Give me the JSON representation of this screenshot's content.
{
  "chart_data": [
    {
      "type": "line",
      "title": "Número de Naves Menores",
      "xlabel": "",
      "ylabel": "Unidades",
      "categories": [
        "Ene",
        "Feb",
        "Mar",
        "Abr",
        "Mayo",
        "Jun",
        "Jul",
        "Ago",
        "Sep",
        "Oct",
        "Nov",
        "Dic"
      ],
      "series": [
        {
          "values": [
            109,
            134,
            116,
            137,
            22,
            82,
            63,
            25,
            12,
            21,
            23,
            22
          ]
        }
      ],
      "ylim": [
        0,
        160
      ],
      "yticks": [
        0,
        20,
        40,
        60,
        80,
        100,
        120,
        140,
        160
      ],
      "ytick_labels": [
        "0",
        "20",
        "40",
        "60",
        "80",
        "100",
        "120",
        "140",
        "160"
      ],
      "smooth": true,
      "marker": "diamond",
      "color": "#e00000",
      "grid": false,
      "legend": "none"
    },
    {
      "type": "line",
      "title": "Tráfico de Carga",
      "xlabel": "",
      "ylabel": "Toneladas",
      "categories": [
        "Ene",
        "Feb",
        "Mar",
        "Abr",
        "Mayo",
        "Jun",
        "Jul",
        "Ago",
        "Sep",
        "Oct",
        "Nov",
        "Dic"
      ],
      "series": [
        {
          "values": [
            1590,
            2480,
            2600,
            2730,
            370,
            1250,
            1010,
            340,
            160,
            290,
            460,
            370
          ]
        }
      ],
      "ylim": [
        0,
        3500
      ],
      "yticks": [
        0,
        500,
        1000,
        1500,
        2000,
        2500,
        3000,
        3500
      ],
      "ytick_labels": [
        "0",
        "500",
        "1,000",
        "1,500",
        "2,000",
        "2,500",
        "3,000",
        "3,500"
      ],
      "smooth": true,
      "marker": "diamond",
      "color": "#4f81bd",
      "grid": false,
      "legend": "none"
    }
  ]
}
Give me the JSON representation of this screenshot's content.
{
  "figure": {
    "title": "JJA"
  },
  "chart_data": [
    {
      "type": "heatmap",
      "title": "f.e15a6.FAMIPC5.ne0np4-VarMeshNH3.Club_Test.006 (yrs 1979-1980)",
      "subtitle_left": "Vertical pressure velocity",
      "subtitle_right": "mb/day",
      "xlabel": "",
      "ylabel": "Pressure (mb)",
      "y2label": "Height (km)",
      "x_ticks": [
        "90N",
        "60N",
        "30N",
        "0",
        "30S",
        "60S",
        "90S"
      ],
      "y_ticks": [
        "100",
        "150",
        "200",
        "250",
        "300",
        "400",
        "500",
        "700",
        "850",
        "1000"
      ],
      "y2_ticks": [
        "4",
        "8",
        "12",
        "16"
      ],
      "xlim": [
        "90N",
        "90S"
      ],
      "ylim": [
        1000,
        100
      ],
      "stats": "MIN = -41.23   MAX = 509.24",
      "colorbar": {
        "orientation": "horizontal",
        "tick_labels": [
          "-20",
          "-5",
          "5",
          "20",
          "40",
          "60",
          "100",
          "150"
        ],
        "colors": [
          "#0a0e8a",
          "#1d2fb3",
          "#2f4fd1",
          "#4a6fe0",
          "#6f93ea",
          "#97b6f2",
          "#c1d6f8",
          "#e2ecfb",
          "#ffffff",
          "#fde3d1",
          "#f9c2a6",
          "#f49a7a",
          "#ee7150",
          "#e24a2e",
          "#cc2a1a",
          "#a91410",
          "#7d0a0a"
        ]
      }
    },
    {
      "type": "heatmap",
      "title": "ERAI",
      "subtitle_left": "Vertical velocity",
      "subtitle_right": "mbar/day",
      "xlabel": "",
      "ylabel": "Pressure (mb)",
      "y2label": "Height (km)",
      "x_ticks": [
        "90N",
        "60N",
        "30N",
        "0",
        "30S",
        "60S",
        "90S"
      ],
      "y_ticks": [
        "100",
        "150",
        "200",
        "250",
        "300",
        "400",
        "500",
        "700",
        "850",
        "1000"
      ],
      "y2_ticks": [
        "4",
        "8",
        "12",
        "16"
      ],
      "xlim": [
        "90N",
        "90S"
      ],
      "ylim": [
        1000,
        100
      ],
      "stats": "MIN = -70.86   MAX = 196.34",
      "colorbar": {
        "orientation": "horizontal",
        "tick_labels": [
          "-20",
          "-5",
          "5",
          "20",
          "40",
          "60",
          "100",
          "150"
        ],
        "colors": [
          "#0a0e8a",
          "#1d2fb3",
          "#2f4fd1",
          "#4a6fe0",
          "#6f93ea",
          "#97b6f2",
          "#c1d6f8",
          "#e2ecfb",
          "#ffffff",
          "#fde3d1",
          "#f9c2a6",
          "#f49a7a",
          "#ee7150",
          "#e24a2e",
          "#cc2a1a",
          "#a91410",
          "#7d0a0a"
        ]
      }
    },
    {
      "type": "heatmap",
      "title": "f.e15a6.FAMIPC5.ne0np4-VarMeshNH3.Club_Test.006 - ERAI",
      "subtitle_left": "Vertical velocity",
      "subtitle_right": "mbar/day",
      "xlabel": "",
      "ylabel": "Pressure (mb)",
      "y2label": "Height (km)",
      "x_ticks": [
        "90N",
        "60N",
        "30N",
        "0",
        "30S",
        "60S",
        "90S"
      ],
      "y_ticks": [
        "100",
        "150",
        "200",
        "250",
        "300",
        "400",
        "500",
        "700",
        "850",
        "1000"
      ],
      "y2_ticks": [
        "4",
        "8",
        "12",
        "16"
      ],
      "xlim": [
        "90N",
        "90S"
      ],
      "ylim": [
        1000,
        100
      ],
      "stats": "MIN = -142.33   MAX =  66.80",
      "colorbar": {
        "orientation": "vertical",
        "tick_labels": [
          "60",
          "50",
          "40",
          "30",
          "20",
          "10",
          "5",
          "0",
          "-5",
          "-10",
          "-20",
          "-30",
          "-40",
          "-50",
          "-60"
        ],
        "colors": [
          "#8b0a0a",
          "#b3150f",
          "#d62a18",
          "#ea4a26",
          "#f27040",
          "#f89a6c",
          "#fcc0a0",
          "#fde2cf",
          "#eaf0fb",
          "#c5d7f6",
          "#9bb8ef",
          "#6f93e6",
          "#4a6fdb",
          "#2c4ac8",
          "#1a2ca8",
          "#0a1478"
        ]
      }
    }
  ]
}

•••••

Task instructions:
Quote each line of the listing above exactly.

Expected answer:
Give me the JSON representation of this screenshot's content.
{
  "chart_data": [
    {
      "type": "line",
      "title": "Número de Naves Menores",
      "xlabel": "",
      "ylabel": "Unidades",
      "categories": [
        "Ene",
        "Feb",
        "Mar",
        "Abr",
        "Mayo",
        "Jun",
        "Jul",
        "Ago",
        "Sep",
        "Oct",
        "Nov",
        "Dic"
      ],
      "series": [
        {
          "values": [
            109,
            134,
            116,
            137,
            22,
            82,
            63,
            25,
            12,
            21,
            23,
            22
          ]
        }
      ],
      "ylim": [
        0,
        160
      ],
      "yticks": [
        0,
        20,
        40,
        60,
        80,
        100,
        120,
        140,
        160
      ],
      "ytick_labels": [
        "0",
        "20",
        "40",
        "60",
        "80",
        "100",
        "120",
        "140",
        "160"
      ],
      "smooth": true,
      "marker": "diamond",
      "color": "#e00000",
      "grid": false,
      "legend": "none"
    },
    {
      "type": "line",
      "title": "Tráfico de Carga",
      "xlabel": "",
      "ylabel": "Toneladas",
      "categories": [
        "Ene",
        "Feb",
        "Mar",
        "Abr",
        "Mayo",
        "Jun",
        "Jul",
        "Ago",
        "Sep",
        "Oct",
        "Nov",
        "Dic"
      ],
      "series": [
        {
          "values": [
            1590,
            2480,
            2600,
            2730,
            370,
            1250,
            1010,
            340,
            160,
            290,
            460,
            370
          ]
        }
      ],
      "ylim": [
        0,
        3500
      ],
      "yticks": [
        0,
        500,
        1000,
        1500,
        2000,
        2500,
        3000,
        3500
      ],
      "ytick_labels": [
        "0",
        "500",
        "1,000",
        "1,500",
        "2,000",
        "2,500",
        "3,000",
        "3,500"
      ],
      "smooth": true,
      "marker": "diamond",
      "color": "#4f81bd",
      "grid": false,
      "legend": "none"
    }
  ]
}
Give me the JSON representation of this screenshot's content.
{
  "figure": {
    "title": "JJA"
  },
  "chart_data": [
    {
      "type": "heatmap",
      "title": "f.e15a6.FAMIPC5.ne0np4-VarMeshNH3.Club_Test.006 (yrs 1979-1980)",
      "subtitle_left": "Vertical pressure velocity",
      "subtitle_right": "mb/day",
      "xlabel": "",
      "ylabel": "Pressure (mb)",
      "y2label": "Height (km)",
      "x_ticks": [
        "90N",
        "60N",
        "30N",
        "0",
        "30S",
        "60S",
        "90S"
      ],
      "y_ticks": [
        "100",
        "150",
        "200",
        "250",
        "300",
        "400",
        "500",
        "700",
        "850",
        "1000"
      ],
      "y2_ticks": [
        "4",
        "8",
        "12",
        "16"
      ],
      "xlim": [
        "90N",
        "90S"
      ],
      "ylim": [
        1000,
        100
      ],
      "stats": "MIN = -41.23   MAX = 509.24",
      "colorbar": {
        "orientation": "horizontal",
        "tick_labels": [
          "-20",
          "-5",
          "5",
          "20",
          "40",
          "60",
          "100",
          "150"
        ],
        "colors": [
          "#0a0e8a",
          "#1d2fb3",
          "#2f4fd1",
          "#4a6fe0",
          "#6f93ea",
          "#97b6f2",
          "#c1d6f8",
          "#e2ecfb",
          "#ffffff",
          "#fde3d1",
          "#f9c2a6",
          "#f49a7a",
          "#ee7150",
          "#e24a2e",
          "#cc2a1a",
          "#a91410",
          "#7d0a0a"
        ]
      }
    },
    {
      "type": "heatmap",
      "title": "ERAI",
      "subtitle_left": "Vertical velocity",
      "subtitle_right": "mbar/day",
      "xlabel": "",
      "ylabel": "Pressure (mb)",
      "y2label": "Height (km)",
      "x_ticks": [
        "90N",
        "60N",
        "30N",
        "0",
        "30S",
        "60S",
        "90S"
      ],
      "y_ticks": [
        "100",
        "150",
        "200",
        "250",
        "300",
        "400",
        "500",
        "700",
        "850",
        "1000"
      ],
      "y2_ticks": [
        "4",
        "8",
        "12",
        "16"
      ],
      "xlim": [
        "90N",
        "90S"
      ],
      "ylim": [
        1000,
        100
      ],
      "stats": "MIN = -70.86   MAX = 196.34",
      "colorbar": {
        "orientation": "horizontal",
        "tick_labels": [
          "-20",
          "-5",
          "5",
          "20",
          "40",
          "60",
          "100",
          "150"
        ],
        "colors": [
          "#0a0e8a",
          "#1d2fb3",
          "#2f4fd1",
          "#4a6fe0",
          "#6f93ea",
          "#97b6f2",
          "#c1d6f8",
          "#e2ecfb",
          "#ffffff",
          "#fde3d1",
          "#f9c2a6",
          "#f49a7a",
          "#ee7150",
          "#e24a2e",
          "#cc2a1a",
          "#a91410",
          "#7d0a0a"
        ]
      }
    },
    {
      "type": "heatmap",
      "title": "f.e15a6.FAMIPC5.ne0np4-VarMeshNH3.Club_Test.006 - ERAI",
      "subtitle_left": "Vertical velocity",
      "subtitle_right": "mbar/day",
      "xlabel": "",
      "ylabel": "Pressure (mb)",
      "y2label": "Height (km)",
      "x_ticks": [
        "90N",
        "60N",
        "30N",
        "0",
        "30S",
        "60S",
        "90S"
      ],
      "y_ticks": [
        "100",
        "150",
        "200",
        "250",
        "300",
        "400",
        "500",
        "700",
        "850",
        "1000"
      ],
      "y2_ticks": [
        "4",
        "8",
        "12",
        "16"
      ],
      "xlim": [
        "90N",
        "90S"
      ],
      "ylim": [
        1000,
        100
      ],
      "stats": "MIN = -142.33   MAX =  66.80",
      "colorbar": {
        "orientation": "vertical",
        "tick_labels": [
          "60",
          "50",
          "40",
          "30",
          "20",
          "10",
          "5",
          "0",
          "-5",
          "-10",
          "-20",
          "-30",
          "-40",
          "-50",
          "-60"
        ],
        "colors": [
          "#8b0a0a",
          "#b3150f",
          "#d62a18",
          "#ea4a26",
          "#f27040",
          "#f89a6c",
          "#fcc0a0",
          "#fde2cf",
          "#eaf0fb",
          "#c5d7f6",
          "#9bb8ef",
          "#6f93e6",
          "#4a6fdb",
          "#2c4ac8",
          "#1a2ca8",
          "#0a1478"
        ]
      }
    }
  ]
}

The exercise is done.